REQUIRED WORK
Edit the lines from the start down to and including the line containing "tab-close-icon[interactable]: × (191, 8, 200, 26)": replace "star-icon" with "favorite-icon" and leave everything else unchanged.

GIVEN INFORMATION
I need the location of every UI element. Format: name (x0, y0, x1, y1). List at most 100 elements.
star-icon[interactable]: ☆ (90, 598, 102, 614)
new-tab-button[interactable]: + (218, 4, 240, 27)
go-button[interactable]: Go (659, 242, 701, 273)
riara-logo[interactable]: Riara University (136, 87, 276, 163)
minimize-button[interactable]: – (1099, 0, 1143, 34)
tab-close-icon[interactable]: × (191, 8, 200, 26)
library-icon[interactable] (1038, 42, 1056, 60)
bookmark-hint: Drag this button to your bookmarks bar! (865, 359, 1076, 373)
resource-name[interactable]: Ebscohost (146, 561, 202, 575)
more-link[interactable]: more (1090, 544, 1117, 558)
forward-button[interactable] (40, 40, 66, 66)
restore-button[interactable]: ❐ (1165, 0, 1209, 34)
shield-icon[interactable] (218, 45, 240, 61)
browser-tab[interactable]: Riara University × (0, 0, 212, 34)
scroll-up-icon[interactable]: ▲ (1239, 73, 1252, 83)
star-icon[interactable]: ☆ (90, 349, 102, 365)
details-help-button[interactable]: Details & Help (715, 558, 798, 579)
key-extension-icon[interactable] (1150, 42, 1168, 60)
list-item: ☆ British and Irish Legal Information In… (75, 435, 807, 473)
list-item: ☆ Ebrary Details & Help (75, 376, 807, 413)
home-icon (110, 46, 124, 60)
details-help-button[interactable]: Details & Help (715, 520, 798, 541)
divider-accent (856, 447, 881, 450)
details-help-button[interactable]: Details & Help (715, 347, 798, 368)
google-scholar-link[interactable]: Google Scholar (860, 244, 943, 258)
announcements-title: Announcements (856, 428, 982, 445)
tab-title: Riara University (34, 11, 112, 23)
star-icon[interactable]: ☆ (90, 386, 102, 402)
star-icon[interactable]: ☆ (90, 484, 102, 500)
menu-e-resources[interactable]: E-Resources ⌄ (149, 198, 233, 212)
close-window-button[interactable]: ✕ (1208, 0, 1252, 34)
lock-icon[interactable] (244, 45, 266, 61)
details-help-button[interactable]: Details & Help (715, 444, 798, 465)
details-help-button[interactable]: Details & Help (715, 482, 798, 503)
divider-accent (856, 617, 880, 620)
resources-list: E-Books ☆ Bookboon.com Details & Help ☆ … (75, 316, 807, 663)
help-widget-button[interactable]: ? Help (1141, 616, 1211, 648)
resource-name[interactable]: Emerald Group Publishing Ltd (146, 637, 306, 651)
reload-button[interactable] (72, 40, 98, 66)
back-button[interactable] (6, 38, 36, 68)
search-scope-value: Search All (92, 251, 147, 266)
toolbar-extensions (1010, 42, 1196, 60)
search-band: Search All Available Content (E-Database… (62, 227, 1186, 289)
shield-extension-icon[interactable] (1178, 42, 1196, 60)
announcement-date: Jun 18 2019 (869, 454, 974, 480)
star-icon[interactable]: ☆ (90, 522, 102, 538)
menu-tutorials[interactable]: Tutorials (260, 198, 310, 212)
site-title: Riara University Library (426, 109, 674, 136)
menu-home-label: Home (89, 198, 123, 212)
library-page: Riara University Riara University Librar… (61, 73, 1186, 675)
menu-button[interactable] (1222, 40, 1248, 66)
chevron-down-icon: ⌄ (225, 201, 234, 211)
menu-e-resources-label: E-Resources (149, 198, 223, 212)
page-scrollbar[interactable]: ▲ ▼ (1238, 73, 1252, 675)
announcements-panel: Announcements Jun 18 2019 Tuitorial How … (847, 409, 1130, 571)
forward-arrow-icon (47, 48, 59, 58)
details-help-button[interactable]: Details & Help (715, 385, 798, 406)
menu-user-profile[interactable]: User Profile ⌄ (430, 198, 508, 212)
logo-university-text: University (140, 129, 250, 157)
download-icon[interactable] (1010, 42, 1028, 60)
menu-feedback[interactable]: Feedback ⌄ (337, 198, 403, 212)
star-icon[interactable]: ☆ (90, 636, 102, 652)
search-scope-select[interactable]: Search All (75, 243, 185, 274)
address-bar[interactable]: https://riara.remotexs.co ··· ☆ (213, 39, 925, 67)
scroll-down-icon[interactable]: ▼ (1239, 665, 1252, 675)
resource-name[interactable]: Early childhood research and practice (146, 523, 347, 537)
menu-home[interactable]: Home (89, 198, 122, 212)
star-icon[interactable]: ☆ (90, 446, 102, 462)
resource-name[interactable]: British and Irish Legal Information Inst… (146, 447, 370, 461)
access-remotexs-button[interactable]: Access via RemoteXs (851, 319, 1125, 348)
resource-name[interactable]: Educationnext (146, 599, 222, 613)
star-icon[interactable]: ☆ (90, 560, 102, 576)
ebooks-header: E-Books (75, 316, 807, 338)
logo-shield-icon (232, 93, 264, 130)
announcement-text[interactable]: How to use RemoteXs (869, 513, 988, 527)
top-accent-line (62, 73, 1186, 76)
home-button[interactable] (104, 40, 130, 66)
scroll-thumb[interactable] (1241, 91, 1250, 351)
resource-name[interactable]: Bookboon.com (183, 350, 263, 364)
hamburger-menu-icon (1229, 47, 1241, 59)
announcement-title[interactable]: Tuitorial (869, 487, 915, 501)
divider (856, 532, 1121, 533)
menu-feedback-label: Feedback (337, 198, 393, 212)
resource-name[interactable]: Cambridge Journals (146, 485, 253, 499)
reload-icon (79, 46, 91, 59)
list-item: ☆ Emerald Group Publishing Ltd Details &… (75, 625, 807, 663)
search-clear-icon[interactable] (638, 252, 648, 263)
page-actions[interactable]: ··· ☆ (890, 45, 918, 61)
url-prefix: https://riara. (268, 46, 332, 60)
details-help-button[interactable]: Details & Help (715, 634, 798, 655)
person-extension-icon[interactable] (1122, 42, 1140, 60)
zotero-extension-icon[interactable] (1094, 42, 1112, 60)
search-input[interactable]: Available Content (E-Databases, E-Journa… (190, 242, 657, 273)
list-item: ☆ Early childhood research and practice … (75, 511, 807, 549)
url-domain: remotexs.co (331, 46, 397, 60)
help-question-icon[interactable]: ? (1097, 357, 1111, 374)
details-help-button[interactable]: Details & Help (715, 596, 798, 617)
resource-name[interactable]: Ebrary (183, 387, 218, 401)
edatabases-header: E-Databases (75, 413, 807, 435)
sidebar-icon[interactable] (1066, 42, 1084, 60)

SOLUTION
I need the location of every UI element. Format: name (x0, y0, x1, y1). List at most 100 elements.
favorite-icon[interactable]: ☆ (90, 598, 102, 614)
new-tab-button[interactable]: + (218, 4, 240, 27)
go-button[interactable]: Go (659, 242, 701, 273)
riara-logo[interactable]: Riara University (136, 87, 276, 163)
minimize-button[interactable]: – (1099, 0, 1143, 34)
tab-close-icon[interactable]: × (191, 8, 200, 26)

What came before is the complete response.